[Layout annotation records]
======
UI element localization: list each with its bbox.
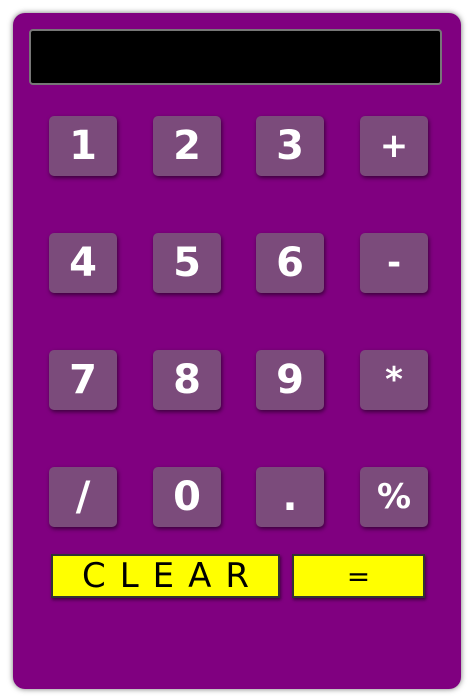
equals-button[interactable]: = [292, 554, 425, 598]
key-2[interactable]: 2 [153, 116, 221, 176]
key-minus[interactable]: - [360, 233, 428, 293]
key-8[interactable]: 8 [153, 350, 221, 410]
key-4-label: 4 [69, 240, 97, 286]
key-minus-label: - [386, 243, 402, 283]
key-decimal-label: . [282, 474, 298, 520]
key-0-label: 0 [173, 474, 201, 520]
key-7-label: 7 [69, 357, 97, 403]
key-decimal[interactable]: . [256, 467, 324, 527]
clear-button-label: CLEAR [81, 556, 264, 596]
key-9-label: 9 [276, 357, 304, 403]
key-divide-label: / [75, 474, 91, 520]
key-5[interactable]: 5 [153, 233, 221, 293]
key-6[interactable]: 6 [256, 233, 324, 293]
clear-button[interactable]: CLEAR [51, 554, 280, 598]
key-divide[interactable]: / [49, 467, 117, 527]
key-multiply-label: * [385, 360, 403, 400]
key-2-label: 2 [173, 123, 201, 169]
key-4[interactable]: 4 [49, 233, 117, 293]
key-9[interactable]: 9 [256, 350, 324, 410]
key-plus[interactable]: + [360, 116, 428, 176]
calculator-display [29, 29, 442, 85]
key-7[interactable]: 7 [49, 350, 117, 410]
calculator-body: 1 2 3 + 4 5 6 - 7 8 9 * / 0 . % CLEAR = [13, 13, 461, 689]
key-percent-label: % [376, 477, 412, 517]
equals-button-label: = [346, 559, 371, 593]
key-0[interactable]: 0 [153, 467, 221, 527]
key-6-label: 6 [276, 240, 304, 286]
key-multiply[interactable]: * [360, 350, 428, 410]
key-percent[interactable]: % [360, 467, 428, 527]
key-5-label: 5 [173, 240, 201, 286]
key-plus-label: + [379, 126, 409, 166]
key-1[interactable]: 1 [49, 116, 117, 176]
key-8-label: 8 [173, 357, 201, 403]
key-3[interactable]: 3 [256, 116, 324, 176]
key-1-label: 1 [69, 123, 97, 169]
key-3-label: 3 [276, 123, 304, 169]
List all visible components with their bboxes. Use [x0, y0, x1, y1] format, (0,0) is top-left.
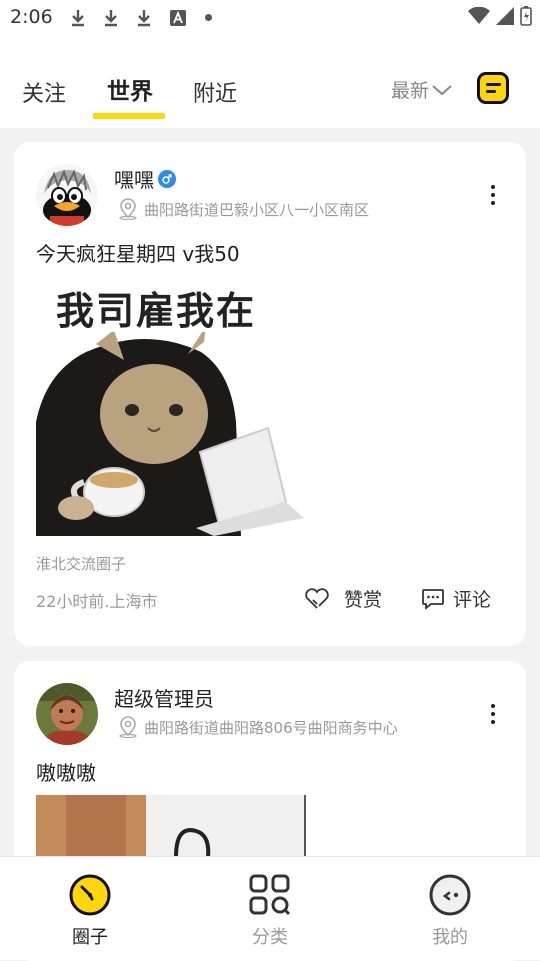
download-icon [105, 10, 117, 27]
comment-button[interactable]: 评论 [421, 585, 491, 612]
face-icon [429, 874, 471, 916]
active-tab-indicator [93, 113, 165, 119]
tab-nearby[interactable]: 附近 [193, 76, 237, 108]
status-bar: 2:06 [0, 0, 540, 36]
post-image[interactable]: 我司雇我在 [36, 276, 304, 536]
more-options-icon[interactable] [490, 185, 496, 205]
image-caption: 我司雇我在 [56, 289, 257, 333]
menu-line [486, 83, 501, 86]
location[interactable]: 曲阳路街道巴毅小区八一小区南区 [118, 198, 369, 220]
comment-icon [422, 588, 444, 610]
avatar-image [36, 683, 98, 745]
sort-dropdown[interactable]: 最新 [391, 76, 453, 103]
username[interactable]: 嘿嘿 [114, 164, 176, 193]
nav-label: 分类 [252, 927, 288, 948]
post-image[interactable] [36, 795, 306, 857]
app-notification-icon [170, 10, 186, 26]
filter-menu-button[interactable] [477, 72, 509, 104]
location-pin-icon [119, 716, 137, 738]
location[interactable]: 曲阳路街道曲阳路806号曲阳商务中心 [118, 716, 398, 738]
reward-button[interactable]: 赞赏 [304, 585, 382, 612]
username[interactable]: 超级管理员 [114, 683, 214, 712]
top-nav: 关注 世界 附近 最新 [0, 36, 540, 128]
reward-label: 赞赏 [344, 589, 383, 611]
comment-label: 评论 [453, 589, 492, 611]
circle-name[interactable]: 淮北交流圈子 [36, 553, 126, 574]
post-card[interactable]: 嘿嘿 曲阳路街道巴毅小区八一小区南区 今天疯狂星期四 v我50 我司雇我在 淮北 [14, 142, 526, 646]
location-text: 曲阳路街道巴毅小区八一小区南区 [144, 200, 370, 219]
username-text: 嘿嘿 [114, 168, 154, 192]
nav-category[interactable]: 分类 [220, 873, 320, 949]
male-icon [158, 169, 176, 188]
wifi-icon [468, 7, 490, 24]
status-icons [468, 6, 532, 26]
cat-meme-image [36, 332, 304, 536]
more-options-icon[interactable] [490, 704, 496, 724]
post-photo [36, 795, 306, 857]
post-text: 嗷嗷嗷 [36, 761, 96, 785]
compass-icon [69, 874, 111, 916]
nav-label: 圈子 [72, 927, 108, 948]
avatar-image [36, 164, 98, 226]
sort-label: 最新 [391, 80, 430, 102]
avatar[interactable] [36, 164, 98, 226]
avatar[interactable] [36, 683, 98, 745]
battery-icon [520, 6, 532, 26]
nav-label: 我的 [432, 927, 468, 948]
status-time: 2:06 [10, 6, 53, 28]
post-time: 22小时前.上海市 [36, 592, 158, 611]
nav-circle[interactable]: 圈子 [40, 873, 140, 949]
more-notifications-dot [205, 14, 212, 21]
username-text: 超级管理员 [114, 687, 214, 711]
menu-line [486, 90, 496, 93]
location-pin-icon [119, 198, 137, 220]
category-search-icon [249, 874, 291, 916]
nav-profile[interactable]: 我的 [400, 873, 500, 949]
post-text: 今天疯狂星期四 v我50 [36, 242, 240, 266]
download-icon [72, 10, 84, 27]
tab-following[interactable]: 关注 [22, 76, 66, 108]
bottom-nav: 圈子 分类 我的 [0, 856, 540, 960]
location-text: 曲阳路街道曲阳路806号曲阳商务中心 [144, 718, 398, 737]
signal-icon [496, 7, 514, 25]
chevron-down-icon [432, 84, 452, 95]
download-icon [138, 10, 150, 27]
tab-world[interactable]: 世界 [107, 72, 153, 106]
heart-icon [305, 587, 329, 609]
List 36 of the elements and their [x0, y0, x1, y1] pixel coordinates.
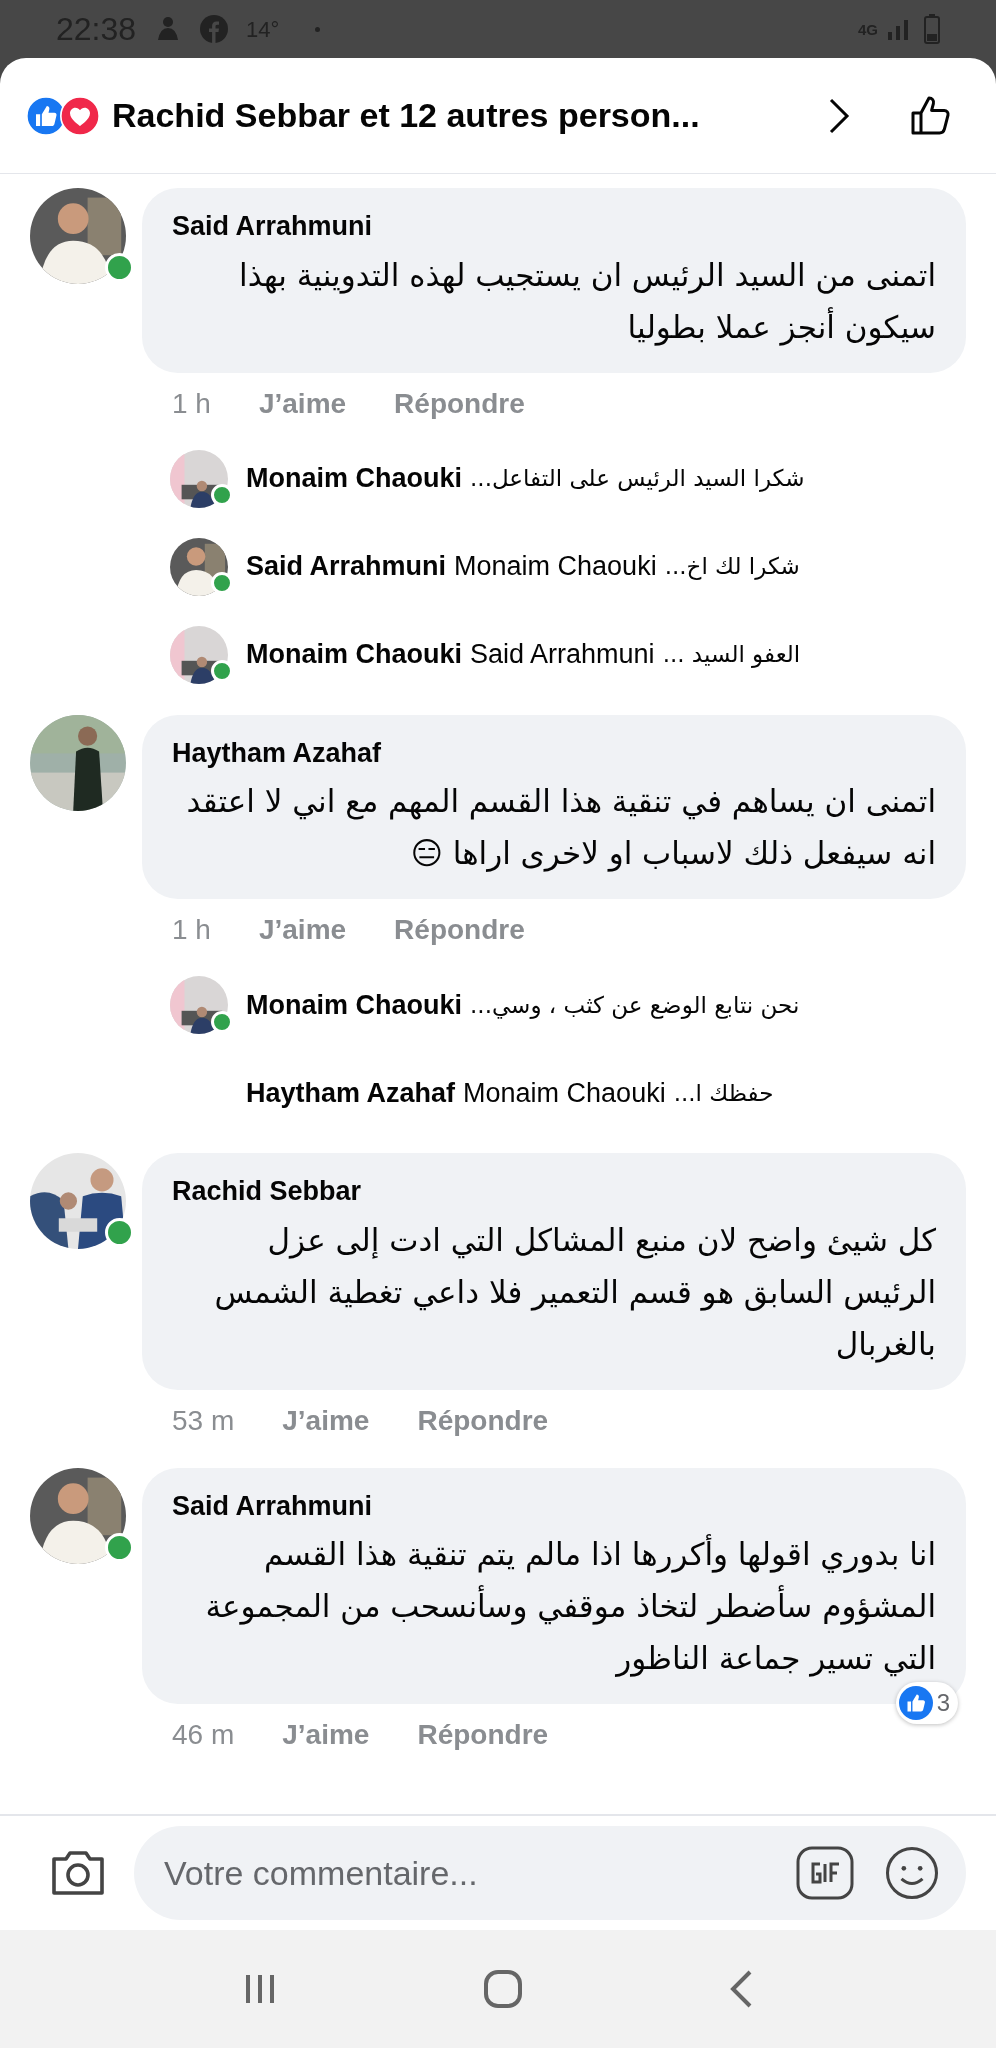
love-reaction-icon	[60, 95, 100, 136]
comment-field[interactable]: Votre commentaire...	[134, 1826, 966, 1920]
reply-author[interactable]: Haytham Azahaf	[246, 1072, 456, 1114]
emoji-icon[interactable]	[884, 1845, 940, 1901]
comment-text: انا بدوري اقولها وأكررها اذا مالم يتم تنقية هذا القسم المشؤوم سأضطر لتخاذ موقفي وسأنسحب من المجموعة التي تسير جماعة الناظور	[204, 1533, 936, 1679]
facebook-icon	[200, 15, 229, 43]
comment-author[interactable]: Said Arrahmuni	[172, 206, 936, 247]
reply-preview[interactable]: شكرا السيد الرئيس على التفاعل...	[470, 461, 805, 496]
gif-icon[interactable]	[796, 1846, 854, 1900]
reply-preview[interactable]: حفظك ا...	[673, 1075, 774, 1111]
reply-author[interactable]: Said Arrahmuni	[246, 546, 447, 587]
comment-text: اتمنى ان يساهم في تنقية هذا القسم المهم مع اني لا اعتقد انه سيفعل ذلك لاسباب او لاخرى اراها 😑	[185, 782, 936, 874]
comment-text: كل شيئ واضح لان منبع المشاكل التي ادت إلى عزل الرئيس السابق هو قسم التعمير فلا داعي تغطية الشمس بالغربال	[213, 1220, 936, 1365]
reactions-title[interactable]: Rachid Sebbar et 12 autres person...	[112, 90, 700, 141]
comment-input[interactable]: Votre commentaire...	[164, 1847, 796, 1899]
reply-mention[interactable]: Said Arrahmuni	[470, 634, 655, 675]
reply-mention[interactable]: Monaim Chaouki	[463, 1072, 666, 1114]
comment-time: 53 m	[172, 1403, 235, 1438]
comment-author[interactable]: Haytham Azahaf	[172, 732, 936, 773]
reply-mention[interactable]: Monaim Chaouki	[454, 546, 657, 587]
like-reaction-icon	[898, 1686, 933, 1720]
reply-author[interactable]: Monaim Chaouki	[246, 634, 462, 675]
home-icon[interactable]	[483, 1969, 523, 2009]
reply-preview[interactable]: شكرا لك اخ...	[664, 549, 800, 584]
reply-author[interactable]: Monaim Chaouki	[246, 984, 462, 1026]
comment-time: 1 h	[172, 386, 211, 421]
comment-time: 1 h	[172, 913, 211, 947]
comment-author[interactable]: Rachid Sebbar	[172, 1171, 936, 1212]
reaction-count-badge[interactable]: 3	[895, 1682, 958, 1724]
reply-preview[interactable]: نحن نتابع الوضع عن كثب ، وسي...	[470, 987, 800, 1023]
battery-icon	[924, 14, 940, 44]
comment-author[interactable]: Said Arrahmuni	[172, 1485, 936, 1526]
comment-time: 46 m	[172, 1718, 235, 1752]
reply-author[interactable]: Monaim Chaouki	[246, 458, 462, 499]
reply-preview[interactable]: العفو السيد ...	[662, 637, 801, 672]
comment-text: اتمنى من السيد الرئيس ان يستجيب لهذه التدوينية بهذا سيكون أنجز عملا بطوليا	[238, 255, 936, 348]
======
» **Directions**: Reproduce the entries verbatim, from the start through the line with "List all visible", both included. Leave out the pictures.

» **Solution to the exercise**:
UI element localization: list each with its bbox.
equals-button[interactable]: = [292, 554, 425, 598]
key-2[interactable]: 2 [153, 116, 221, 176]
key-minus[interactable]: - [360, 233, 428, 293]
key-8[interactable]: 8 [153, 350, 221, 410]
key-4-label: 4 [69, 240, 97, 286]
key-minus-label: - [386, 243, 402, 283]
key-decimal-label: . [282, 474, 298, 520]
key-0-label: 0 [173, 474, 201, 520]
key-7-label: 7 [69, 357, 97, 403]
key-decimal[interactable]: . [256, 467, 324, 527]
clear-button-label: CLEAR [81, 556, 264, 596]
key-9-label: 9 [276, 357, 304, 403]
key-divide-label: / [75, 474, 91, 520]
key-5[interactable]: 5 [153, 233, 221, 293]
key-6[interactable]: 6 [256, 233, 324, 293]
clear-button[interactable]: CLEAR [51, 554, 280, 598]
key-divide[interactable]: / [49, 467, 117, 527]
key-multiply-label: * [385, 360, 403, 400]
key-2-label: 2 [173, 123, 201, 169]
key-4[interactable]: 4 [49, 233, 117, 293]
key-9[interactable]: 9 [256, 350, 324, 410]
key-plus[interactable]: + [360, 116, 428, 176]
calculator-display [29, 29, 442, 85]
key-7[interactable]: 7 [49, 350, 117, 410]
calculator-body: 1 2 3 + 4 5 6 - 7 8 9 * / 0 . % CLEAR = [13, 13, 461, 689]
key-percent-label: % [376, 477, 412, 517]
equals-button-label: = [346, 559, 371, 593]
key-0[interactable]: 0 [153, 467, 221, 527]
key-6-label: 6 [276, 240, 304, 286]
key-multiply[interactable]: * [360, 350, 428, 410]
key-percent[interactable]: % [360, 467, 428, 527]
key-5-label: 5 [173, 240, 201, 286]
key-plus-label: + [379, 126, 409, 166]
key-1[interactable]: 1 [49, 116, 117, 176]
key-8-label: 8 [173, 357, 201, 403]
key-3[interactable]: 3 [256, 116, 324, 176]
key-1-label: 1 [69, 123, 97, 169]
key-3-label: 3 [276, 123, 304, 169]
List all visible components with their bboxes. Use [x0, y0, x1, y1] format, (0,0) is top-left.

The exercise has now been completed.